* **What is being asked**
Using the data below, copy each line that includes the word "Annual".

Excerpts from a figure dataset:

↓↓↓

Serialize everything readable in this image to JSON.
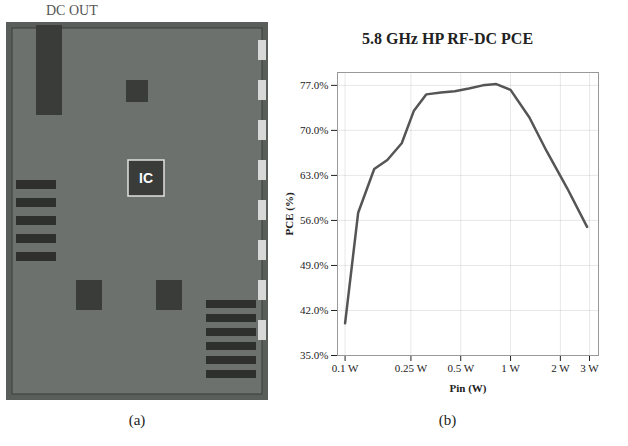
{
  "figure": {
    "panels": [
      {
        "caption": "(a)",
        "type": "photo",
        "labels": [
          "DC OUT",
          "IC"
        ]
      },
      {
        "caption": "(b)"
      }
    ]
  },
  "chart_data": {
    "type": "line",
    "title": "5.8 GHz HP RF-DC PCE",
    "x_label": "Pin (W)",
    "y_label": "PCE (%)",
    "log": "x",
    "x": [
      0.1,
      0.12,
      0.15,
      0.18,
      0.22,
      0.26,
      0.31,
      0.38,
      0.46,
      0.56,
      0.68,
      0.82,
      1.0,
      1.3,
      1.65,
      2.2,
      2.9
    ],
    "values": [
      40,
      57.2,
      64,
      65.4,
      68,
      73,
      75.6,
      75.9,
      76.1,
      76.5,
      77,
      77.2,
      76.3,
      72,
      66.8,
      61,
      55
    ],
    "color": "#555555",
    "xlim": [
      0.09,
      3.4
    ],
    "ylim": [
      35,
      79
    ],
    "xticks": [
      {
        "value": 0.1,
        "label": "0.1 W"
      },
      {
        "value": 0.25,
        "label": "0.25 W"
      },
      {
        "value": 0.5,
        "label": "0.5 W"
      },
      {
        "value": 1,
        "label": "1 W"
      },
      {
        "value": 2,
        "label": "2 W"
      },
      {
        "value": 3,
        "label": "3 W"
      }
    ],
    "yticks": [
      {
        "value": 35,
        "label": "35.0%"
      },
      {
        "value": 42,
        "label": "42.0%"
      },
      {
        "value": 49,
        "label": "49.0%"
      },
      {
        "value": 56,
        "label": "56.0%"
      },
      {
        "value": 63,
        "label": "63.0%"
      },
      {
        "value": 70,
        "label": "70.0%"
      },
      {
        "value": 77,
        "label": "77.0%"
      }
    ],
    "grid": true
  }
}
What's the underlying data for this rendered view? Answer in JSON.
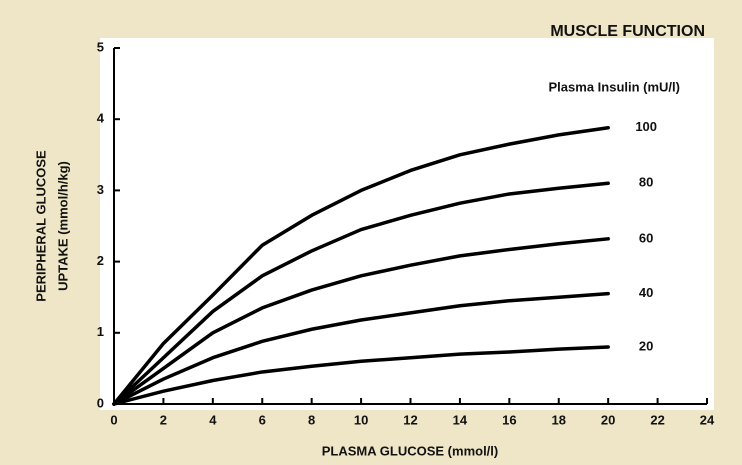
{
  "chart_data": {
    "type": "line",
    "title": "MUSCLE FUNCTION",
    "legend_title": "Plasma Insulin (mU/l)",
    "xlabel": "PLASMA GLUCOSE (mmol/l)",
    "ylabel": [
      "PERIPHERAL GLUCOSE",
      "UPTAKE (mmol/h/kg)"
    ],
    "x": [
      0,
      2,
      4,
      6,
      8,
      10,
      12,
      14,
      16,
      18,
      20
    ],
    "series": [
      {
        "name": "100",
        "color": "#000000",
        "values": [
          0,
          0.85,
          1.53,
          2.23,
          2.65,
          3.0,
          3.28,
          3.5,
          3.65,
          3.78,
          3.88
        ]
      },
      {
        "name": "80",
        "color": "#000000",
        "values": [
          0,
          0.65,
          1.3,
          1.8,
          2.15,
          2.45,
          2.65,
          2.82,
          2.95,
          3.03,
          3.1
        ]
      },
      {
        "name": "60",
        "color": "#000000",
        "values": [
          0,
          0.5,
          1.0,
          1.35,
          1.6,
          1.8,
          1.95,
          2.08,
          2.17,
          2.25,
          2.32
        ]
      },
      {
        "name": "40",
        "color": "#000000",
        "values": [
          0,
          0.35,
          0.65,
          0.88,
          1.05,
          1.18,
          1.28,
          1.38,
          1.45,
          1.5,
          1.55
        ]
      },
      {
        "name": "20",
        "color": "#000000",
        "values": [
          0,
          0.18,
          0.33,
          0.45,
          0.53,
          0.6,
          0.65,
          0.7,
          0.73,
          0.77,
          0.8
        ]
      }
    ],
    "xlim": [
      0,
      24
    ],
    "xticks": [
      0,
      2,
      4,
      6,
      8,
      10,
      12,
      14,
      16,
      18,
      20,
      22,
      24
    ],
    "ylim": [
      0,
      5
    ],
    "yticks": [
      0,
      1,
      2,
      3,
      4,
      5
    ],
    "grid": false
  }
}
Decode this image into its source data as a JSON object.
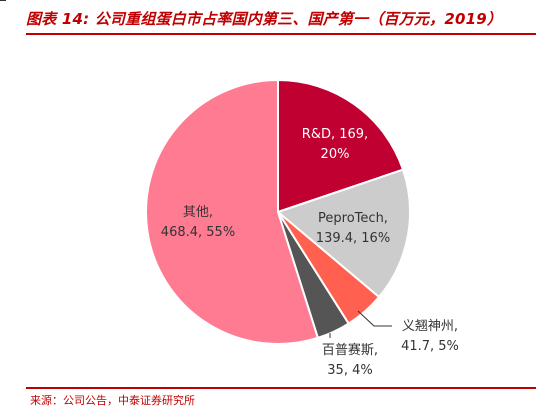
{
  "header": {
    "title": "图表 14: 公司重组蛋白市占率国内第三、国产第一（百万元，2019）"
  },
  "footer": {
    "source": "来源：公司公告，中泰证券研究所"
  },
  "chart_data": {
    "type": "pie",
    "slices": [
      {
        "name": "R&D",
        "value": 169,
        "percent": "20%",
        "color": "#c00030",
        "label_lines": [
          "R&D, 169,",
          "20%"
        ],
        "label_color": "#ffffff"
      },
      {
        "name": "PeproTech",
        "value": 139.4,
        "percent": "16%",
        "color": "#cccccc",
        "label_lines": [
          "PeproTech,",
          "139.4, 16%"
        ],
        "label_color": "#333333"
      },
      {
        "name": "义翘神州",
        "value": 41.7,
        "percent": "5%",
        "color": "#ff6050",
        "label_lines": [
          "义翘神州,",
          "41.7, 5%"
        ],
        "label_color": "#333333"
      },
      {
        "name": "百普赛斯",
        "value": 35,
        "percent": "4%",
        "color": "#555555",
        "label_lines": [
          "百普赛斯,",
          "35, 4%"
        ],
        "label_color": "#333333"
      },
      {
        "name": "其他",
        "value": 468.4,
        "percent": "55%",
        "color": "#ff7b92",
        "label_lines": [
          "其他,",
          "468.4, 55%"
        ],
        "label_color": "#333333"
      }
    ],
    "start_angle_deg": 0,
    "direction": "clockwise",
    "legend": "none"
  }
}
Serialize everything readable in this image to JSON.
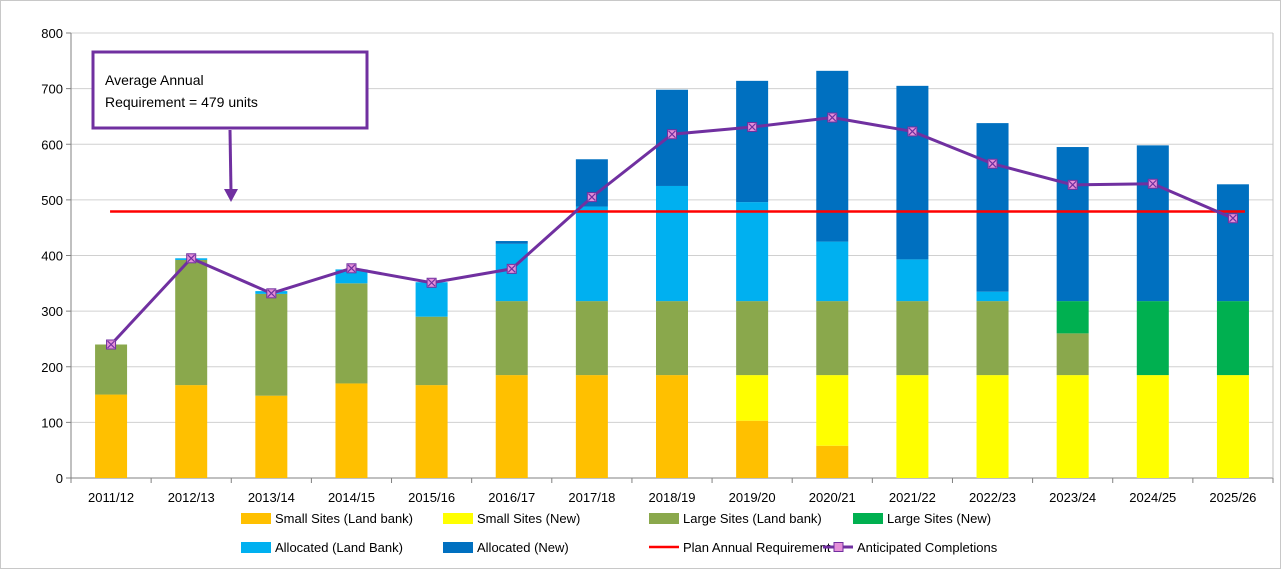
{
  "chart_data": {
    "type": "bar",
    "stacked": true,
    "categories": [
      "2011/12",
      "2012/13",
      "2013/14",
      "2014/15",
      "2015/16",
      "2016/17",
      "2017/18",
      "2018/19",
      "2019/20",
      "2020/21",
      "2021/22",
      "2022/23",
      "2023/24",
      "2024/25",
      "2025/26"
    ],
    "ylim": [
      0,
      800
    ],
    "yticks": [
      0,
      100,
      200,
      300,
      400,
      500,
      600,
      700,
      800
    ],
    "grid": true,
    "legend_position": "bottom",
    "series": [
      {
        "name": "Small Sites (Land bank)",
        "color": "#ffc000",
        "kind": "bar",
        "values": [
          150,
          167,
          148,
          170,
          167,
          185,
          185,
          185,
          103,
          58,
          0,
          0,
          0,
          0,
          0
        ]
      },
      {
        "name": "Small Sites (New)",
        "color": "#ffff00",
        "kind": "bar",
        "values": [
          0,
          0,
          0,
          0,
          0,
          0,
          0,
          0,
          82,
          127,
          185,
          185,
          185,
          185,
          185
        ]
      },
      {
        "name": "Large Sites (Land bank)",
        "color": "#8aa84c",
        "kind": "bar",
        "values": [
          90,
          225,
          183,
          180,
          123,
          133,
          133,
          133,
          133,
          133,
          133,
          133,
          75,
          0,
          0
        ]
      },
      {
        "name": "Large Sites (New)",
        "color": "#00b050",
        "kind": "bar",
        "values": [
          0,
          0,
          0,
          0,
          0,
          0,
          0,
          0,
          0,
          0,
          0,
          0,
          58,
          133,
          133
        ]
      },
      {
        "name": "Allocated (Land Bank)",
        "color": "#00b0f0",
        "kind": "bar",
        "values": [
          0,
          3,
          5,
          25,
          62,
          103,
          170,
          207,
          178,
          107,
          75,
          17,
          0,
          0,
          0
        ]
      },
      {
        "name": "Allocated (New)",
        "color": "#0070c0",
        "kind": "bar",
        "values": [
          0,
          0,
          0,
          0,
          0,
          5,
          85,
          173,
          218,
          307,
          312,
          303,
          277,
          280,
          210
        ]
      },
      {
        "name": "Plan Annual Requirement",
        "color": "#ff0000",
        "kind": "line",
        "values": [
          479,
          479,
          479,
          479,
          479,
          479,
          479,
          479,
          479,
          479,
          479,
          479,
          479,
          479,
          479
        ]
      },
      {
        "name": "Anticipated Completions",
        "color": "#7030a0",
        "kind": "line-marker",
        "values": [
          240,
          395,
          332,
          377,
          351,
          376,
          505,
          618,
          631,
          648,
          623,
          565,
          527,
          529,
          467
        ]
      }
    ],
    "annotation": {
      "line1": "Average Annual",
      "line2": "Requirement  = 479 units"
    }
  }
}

↑↑↑

* **Complete response**
        "name": "Plan Annual Requirement",
      "line1": "Average Annual",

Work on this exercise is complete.